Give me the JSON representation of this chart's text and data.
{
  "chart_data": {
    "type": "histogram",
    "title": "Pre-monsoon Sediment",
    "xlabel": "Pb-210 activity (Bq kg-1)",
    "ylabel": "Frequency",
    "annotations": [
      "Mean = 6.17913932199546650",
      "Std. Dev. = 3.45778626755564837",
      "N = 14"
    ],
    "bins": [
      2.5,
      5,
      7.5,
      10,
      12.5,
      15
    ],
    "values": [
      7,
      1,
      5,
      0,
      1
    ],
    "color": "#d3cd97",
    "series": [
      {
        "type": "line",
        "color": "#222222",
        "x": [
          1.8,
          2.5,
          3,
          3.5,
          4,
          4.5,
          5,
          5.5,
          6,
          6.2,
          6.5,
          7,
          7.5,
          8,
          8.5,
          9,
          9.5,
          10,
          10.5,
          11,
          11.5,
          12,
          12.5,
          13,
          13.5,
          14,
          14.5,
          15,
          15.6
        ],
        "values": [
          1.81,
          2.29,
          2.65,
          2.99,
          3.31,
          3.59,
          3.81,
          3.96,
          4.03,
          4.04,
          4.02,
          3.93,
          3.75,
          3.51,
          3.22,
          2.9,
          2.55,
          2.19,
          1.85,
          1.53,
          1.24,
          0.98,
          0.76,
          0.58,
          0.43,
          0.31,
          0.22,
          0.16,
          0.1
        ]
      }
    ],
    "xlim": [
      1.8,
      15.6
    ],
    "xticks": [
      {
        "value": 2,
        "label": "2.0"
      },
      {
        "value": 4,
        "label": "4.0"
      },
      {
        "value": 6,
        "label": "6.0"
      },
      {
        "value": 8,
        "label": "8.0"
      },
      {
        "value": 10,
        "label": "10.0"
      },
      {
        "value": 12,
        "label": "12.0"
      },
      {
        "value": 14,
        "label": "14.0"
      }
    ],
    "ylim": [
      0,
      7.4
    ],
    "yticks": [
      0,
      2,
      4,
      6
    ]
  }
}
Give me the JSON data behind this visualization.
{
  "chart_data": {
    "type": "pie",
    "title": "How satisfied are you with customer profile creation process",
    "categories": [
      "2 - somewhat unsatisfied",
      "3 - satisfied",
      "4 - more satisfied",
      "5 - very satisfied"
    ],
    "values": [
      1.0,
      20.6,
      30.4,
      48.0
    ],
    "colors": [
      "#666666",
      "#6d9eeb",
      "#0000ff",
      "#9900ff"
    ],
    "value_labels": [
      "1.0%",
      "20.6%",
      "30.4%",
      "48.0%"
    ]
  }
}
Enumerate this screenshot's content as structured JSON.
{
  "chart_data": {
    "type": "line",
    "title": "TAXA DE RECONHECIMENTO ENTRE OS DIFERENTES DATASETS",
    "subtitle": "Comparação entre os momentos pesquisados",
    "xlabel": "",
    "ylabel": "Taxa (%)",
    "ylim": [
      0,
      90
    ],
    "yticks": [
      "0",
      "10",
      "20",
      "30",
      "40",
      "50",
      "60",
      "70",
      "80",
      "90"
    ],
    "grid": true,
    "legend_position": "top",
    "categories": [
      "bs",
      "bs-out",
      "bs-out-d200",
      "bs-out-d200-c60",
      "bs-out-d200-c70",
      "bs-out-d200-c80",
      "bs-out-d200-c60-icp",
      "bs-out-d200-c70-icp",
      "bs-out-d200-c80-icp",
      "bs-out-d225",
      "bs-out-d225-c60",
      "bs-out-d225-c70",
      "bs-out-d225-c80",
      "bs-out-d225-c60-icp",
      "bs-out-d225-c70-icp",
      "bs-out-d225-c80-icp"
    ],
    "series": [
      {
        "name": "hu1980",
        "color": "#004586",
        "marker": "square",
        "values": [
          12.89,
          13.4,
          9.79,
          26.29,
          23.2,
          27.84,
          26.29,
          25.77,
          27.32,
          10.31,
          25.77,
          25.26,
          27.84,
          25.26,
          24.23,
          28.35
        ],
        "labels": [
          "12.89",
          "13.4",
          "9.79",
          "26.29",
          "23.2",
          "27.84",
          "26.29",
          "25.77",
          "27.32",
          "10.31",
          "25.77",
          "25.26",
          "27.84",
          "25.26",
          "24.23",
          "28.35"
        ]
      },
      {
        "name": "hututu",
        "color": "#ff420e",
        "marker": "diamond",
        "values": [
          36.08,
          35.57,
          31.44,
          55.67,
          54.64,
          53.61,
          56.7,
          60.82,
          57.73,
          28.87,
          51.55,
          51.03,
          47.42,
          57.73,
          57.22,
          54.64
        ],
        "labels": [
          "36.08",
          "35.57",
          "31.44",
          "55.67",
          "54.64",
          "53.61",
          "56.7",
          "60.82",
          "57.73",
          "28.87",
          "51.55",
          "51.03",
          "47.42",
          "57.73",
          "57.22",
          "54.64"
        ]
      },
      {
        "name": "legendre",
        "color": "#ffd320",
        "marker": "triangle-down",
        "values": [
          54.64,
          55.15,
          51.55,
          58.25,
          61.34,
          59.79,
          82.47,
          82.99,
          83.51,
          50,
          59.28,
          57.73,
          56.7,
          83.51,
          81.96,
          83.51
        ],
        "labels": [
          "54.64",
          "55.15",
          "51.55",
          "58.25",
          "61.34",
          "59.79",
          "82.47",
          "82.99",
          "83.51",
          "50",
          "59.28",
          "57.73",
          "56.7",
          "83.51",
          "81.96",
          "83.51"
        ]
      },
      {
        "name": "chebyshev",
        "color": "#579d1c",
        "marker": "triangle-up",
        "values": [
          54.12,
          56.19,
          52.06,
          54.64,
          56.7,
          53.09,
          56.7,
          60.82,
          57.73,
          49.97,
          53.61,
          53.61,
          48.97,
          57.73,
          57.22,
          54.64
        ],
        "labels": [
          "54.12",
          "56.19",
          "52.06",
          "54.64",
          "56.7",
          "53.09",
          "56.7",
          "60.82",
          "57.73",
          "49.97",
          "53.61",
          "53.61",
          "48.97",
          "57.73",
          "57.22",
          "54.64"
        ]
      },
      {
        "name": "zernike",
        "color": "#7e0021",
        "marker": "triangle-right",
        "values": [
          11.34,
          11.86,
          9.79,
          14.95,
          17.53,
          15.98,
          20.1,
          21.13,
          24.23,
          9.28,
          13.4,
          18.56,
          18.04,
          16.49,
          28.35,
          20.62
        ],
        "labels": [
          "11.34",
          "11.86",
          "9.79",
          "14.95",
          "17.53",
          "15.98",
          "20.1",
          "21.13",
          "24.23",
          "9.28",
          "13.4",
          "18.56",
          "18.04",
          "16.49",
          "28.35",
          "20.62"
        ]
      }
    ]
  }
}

※ ※ ※

**Instructions for the task**
Return each line among the entries that holds the word "this".

**The response**
Give me the JSON representation of this chart's text and data.
Give me the JSON data behind this visualization.
Enumerate this screenshot's content as structured JSON.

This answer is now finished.